_Written request_.
Your task is to copy each line that has the word "Birmingham".

_Data for processing_.
※

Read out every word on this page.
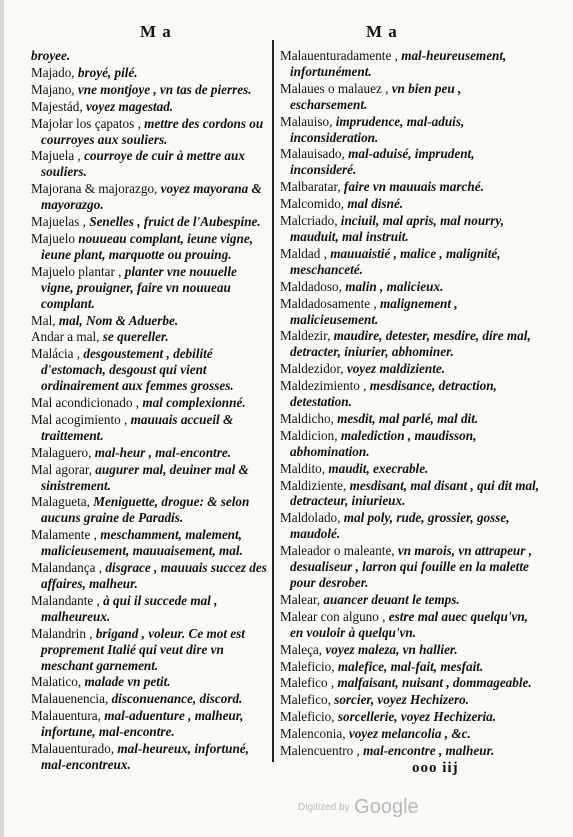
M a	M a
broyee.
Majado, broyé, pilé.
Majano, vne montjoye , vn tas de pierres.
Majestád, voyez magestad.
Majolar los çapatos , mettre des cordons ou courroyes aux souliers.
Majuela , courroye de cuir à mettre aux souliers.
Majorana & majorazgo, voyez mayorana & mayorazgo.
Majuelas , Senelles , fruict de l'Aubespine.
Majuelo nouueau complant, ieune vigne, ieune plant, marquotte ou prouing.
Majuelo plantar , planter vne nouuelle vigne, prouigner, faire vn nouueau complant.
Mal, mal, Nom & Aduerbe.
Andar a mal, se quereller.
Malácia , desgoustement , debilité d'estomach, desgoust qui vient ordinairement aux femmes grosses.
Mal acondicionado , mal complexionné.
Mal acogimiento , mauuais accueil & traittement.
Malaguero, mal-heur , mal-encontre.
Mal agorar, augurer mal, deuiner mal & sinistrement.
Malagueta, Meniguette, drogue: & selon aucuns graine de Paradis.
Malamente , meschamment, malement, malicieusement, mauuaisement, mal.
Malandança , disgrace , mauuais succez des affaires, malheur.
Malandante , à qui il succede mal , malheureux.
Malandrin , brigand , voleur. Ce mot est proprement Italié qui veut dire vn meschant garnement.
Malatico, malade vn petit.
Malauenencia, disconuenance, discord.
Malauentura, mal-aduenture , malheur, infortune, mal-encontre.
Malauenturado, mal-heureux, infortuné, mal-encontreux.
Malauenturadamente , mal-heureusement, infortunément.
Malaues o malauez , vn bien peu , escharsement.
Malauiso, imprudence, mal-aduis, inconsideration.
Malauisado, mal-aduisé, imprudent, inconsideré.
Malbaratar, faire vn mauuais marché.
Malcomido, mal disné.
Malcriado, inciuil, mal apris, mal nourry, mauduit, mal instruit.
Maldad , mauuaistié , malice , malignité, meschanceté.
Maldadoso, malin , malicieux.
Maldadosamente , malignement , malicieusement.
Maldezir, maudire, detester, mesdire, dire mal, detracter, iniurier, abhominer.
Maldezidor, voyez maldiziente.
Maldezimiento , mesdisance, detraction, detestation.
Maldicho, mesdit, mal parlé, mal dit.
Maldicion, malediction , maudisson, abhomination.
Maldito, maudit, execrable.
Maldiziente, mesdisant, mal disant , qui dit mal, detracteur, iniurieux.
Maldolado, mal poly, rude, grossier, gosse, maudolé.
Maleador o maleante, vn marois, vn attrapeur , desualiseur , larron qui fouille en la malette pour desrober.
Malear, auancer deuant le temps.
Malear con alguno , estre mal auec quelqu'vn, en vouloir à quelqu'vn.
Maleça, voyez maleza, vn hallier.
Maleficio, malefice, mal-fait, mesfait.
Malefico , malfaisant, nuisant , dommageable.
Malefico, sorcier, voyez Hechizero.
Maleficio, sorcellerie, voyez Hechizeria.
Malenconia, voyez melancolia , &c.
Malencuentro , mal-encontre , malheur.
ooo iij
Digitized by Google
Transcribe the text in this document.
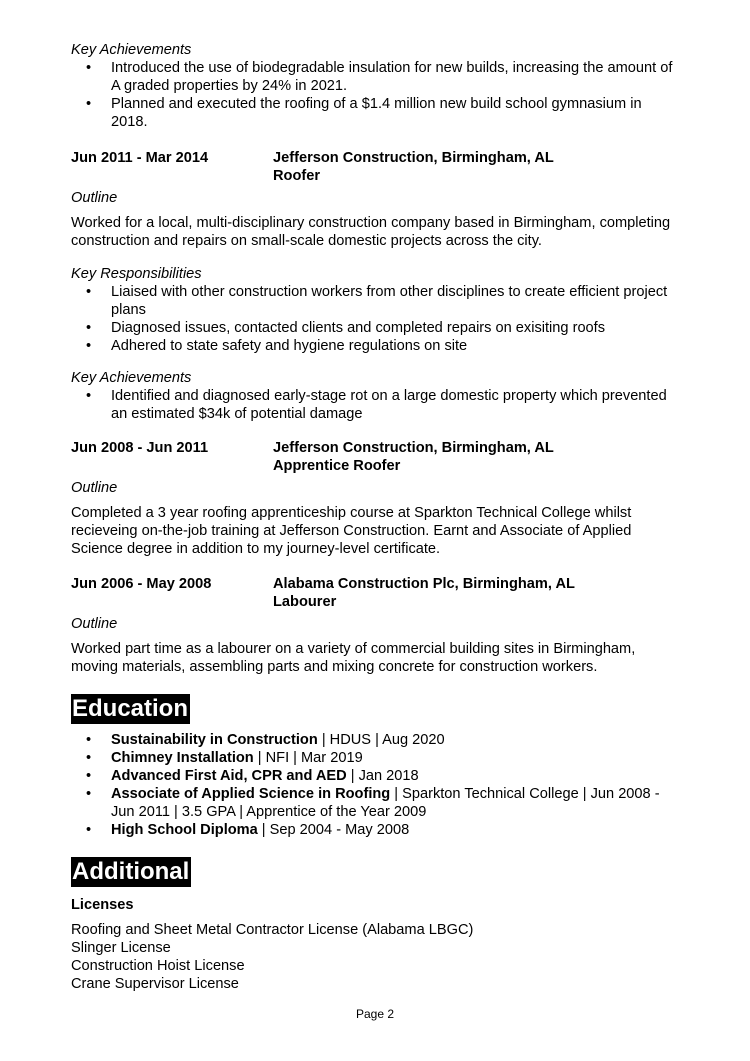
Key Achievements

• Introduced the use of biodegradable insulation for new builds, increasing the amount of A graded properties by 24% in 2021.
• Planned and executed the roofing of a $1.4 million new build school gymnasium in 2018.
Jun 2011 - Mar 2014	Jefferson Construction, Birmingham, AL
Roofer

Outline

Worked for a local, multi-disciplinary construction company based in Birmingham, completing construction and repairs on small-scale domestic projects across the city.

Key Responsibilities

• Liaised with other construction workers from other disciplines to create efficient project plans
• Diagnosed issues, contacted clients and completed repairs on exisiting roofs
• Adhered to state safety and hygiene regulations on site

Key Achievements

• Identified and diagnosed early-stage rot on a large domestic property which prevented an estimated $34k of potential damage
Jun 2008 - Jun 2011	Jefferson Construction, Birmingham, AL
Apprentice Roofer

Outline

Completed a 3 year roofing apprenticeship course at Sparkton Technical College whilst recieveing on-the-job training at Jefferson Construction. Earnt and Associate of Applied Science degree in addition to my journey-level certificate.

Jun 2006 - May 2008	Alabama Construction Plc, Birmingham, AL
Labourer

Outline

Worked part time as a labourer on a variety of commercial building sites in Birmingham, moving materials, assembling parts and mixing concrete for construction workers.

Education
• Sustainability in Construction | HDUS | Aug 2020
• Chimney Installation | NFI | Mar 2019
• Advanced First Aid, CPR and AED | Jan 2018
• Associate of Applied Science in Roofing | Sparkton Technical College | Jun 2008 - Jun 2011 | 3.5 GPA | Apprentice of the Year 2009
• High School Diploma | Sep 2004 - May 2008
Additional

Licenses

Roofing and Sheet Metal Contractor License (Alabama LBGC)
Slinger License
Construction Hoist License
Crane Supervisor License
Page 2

※

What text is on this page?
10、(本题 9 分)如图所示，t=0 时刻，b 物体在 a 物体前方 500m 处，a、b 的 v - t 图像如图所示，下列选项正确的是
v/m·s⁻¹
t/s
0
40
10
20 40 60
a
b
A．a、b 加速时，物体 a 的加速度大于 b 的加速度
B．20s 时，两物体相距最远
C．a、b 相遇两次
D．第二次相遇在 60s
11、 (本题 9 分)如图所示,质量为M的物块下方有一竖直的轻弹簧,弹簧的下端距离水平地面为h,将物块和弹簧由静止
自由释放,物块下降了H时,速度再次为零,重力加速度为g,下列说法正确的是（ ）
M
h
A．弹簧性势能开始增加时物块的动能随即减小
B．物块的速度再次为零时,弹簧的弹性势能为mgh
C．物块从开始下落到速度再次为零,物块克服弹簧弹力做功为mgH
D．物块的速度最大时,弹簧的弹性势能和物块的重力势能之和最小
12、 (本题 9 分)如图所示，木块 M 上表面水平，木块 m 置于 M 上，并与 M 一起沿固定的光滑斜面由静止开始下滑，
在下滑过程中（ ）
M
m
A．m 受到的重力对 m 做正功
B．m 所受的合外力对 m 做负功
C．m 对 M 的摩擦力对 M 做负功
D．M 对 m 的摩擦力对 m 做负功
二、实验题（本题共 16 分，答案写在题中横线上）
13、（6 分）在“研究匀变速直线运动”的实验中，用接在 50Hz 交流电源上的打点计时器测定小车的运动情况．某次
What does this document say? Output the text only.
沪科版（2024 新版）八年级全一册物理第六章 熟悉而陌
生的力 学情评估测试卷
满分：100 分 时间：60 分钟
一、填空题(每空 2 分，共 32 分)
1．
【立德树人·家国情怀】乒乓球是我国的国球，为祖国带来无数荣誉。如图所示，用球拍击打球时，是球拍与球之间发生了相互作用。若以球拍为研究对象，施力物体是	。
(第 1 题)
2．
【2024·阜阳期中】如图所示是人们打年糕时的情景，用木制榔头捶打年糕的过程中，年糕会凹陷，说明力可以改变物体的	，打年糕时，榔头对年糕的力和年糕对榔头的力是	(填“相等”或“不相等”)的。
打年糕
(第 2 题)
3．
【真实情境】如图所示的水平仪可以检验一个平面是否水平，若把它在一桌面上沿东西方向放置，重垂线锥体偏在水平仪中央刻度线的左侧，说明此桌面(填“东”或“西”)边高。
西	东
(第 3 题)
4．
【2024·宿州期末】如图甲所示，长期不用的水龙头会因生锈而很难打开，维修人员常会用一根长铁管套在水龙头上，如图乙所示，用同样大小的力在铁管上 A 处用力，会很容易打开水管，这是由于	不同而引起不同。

※

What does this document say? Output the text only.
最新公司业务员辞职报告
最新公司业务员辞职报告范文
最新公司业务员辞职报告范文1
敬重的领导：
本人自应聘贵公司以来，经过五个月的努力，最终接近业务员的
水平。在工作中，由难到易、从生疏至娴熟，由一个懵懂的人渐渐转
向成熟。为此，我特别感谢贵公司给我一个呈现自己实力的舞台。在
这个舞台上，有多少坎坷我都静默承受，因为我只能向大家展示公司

※

_Correct result_.
Jun 2011 - Mar 2014	Jefferson Construction, Birmingham, AL
Worked for a local, multi-disciplinary construction company based in Birmingham, completing construction and repairs on small-scale domestic projects across the city.
Jun 2008 - Jun 2011	Jefferson Construction, Birmingham, AL
Jun 2006 - May 2008	Alabama Construction Plc, Birmingham, AL
Worked part time as a labourer on a variety of commercial building sites in Birmingham, moving materials, assembling parts and mixing concrete for construction workers.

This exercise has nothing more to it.